-- Begin MATERIAL --

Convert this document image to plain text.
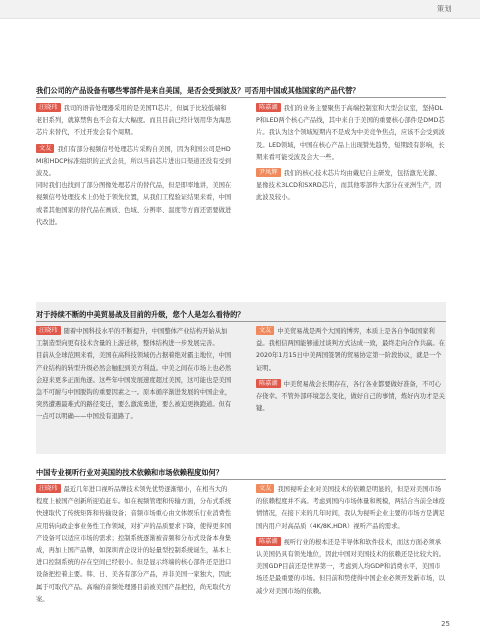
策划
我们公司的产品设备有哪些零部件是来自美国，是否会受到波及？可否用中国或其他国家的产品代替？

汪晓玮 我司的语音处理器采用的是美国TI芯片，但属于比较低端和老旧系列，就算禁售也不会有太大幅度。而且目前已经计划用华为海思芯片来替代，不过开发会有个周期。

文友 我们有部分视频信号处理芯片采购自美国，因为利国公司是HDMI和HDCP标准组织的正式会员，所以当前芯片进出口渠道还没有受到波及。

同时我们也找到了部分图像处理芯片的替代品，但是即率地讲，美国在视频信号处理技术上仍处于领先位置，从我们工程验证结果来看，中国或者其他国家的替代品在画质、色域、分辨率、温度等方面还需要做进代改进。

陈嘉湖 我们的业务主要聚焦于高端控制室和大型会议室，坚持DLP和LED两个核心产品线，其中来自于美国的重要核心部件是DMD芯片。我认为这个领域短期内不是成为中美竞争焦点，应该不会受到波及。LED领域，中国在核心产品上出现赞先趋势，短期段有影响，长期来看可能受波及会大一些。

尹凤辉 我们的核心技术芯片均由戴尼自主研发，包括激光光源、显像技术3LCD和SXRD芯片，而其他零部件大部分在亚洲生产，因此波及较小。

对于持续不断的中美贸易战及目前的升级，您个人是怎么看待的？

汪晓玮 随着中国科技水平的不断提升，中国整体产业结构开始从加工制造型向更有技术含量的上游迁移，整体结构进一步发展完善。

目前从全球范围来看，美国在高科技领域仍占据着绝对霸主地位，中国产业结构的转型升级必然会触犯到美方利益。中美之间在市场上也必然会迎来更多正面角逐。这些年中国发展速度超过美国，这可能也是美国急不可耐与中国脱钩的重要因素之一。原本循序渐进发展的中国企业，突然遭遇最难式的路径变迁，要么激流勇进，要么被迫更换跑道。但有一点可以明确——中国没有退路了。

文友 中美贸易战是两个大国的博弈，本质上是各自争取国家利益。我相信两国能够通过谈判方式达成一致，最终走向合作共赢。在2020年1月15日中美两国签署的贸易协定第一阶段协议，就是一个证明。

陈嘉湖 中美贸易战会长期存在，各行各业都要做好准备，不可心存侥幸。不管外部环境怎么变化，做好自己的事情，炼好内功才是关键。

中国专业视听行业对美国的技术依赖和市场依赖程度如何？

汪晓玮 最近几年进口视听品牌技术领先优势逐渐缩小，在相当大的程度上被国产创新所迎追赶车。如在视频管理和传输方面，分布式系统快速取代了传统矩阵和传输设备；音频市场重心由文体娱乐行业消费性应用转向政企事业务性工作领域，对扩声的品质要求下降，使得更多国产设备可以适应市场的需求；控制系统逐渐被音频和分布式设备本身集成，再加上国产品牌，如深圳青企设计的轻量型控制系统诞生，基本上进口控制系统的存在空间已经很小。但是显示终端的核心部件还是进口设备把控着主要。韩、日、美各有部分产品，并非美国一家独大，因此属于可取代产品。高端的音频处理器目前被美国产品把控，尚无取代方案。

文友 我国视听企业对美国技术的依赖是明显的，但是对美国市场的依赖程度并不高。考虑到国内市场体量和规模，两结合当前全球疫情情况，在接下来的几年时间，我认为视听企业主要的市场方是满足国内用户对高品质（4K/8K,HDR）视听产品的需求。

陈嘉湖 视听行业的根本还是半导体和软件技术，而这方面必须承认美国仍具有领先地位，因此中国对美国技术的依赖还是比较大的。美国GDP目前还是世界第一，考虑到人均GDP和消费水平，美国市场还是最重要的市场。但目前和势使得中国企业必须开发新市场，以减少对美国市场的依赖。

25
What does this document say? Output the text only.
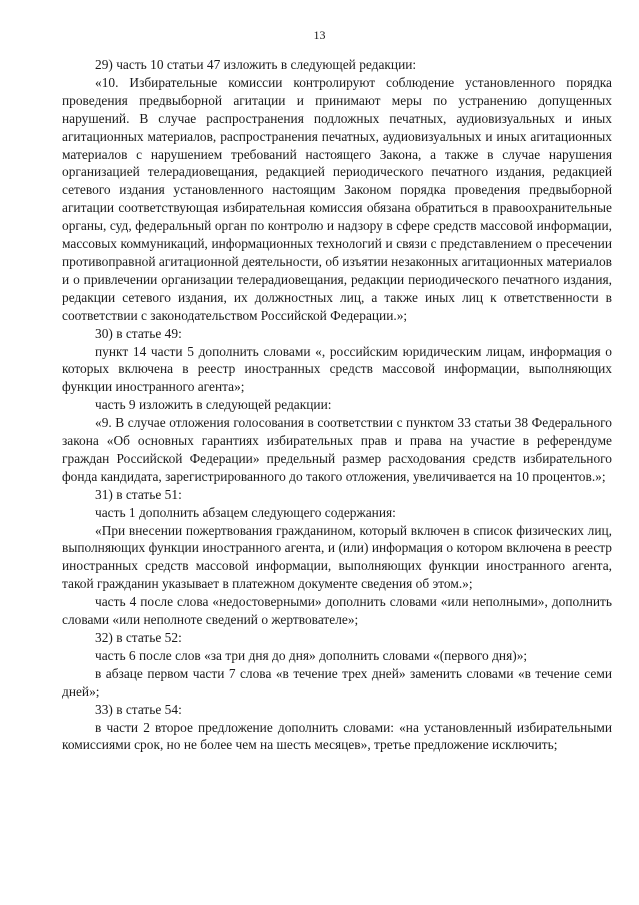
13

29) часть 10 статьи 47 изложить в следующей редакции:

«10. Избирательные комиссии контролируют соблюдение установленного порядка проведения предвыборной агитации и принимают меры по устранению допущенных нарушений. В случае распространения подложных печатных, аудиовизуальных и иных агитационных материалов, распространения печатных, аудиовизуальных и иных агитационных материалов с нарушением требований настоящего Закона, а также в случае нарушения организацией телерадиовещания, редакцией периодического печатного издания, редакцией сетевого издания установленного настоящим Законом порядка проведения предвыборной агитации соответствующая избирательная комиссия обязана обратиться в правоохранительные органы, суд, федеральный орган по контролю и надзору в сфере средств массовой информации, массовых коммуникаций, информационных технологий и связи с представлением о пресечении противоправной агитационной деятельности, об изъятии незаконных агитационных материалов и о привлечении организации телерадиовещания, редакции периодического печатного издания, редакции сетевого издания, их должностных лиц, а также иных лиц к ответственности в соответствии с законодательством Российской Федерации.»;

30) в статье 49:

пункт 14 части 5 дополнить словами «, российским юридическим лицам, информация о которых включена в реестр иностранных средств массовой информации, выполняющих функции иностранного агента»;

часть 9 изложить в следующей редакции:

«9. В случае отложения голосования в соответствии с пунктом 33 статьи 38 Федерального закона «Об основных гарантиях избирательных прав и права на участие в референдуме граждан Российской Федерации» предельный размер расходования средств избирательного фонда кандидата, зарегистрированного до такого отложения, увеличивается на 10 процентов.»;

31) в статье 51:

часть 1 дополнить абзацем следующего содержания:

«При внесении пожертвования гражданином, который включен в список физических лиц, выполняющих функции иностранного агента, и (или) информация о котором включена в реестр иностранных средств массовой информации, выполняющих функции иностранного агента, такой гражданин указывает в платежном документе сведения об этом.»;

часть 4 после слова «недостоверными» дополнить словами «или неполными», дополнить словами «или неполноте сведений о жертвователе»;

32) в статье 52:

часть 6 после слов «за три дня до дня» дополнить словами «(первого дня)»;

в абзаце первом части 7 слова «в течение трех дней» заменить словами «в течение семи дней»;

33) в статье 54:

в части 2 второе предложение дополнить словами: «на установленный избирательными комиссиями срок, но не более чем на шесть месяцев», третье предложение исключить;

-- End MATERIAL --

## WORK TO COMPLETE
Your answer should be a single number: the count of lines in the entries that contain the word "изложить".

## OUTPUT OF THE EXERCISE
2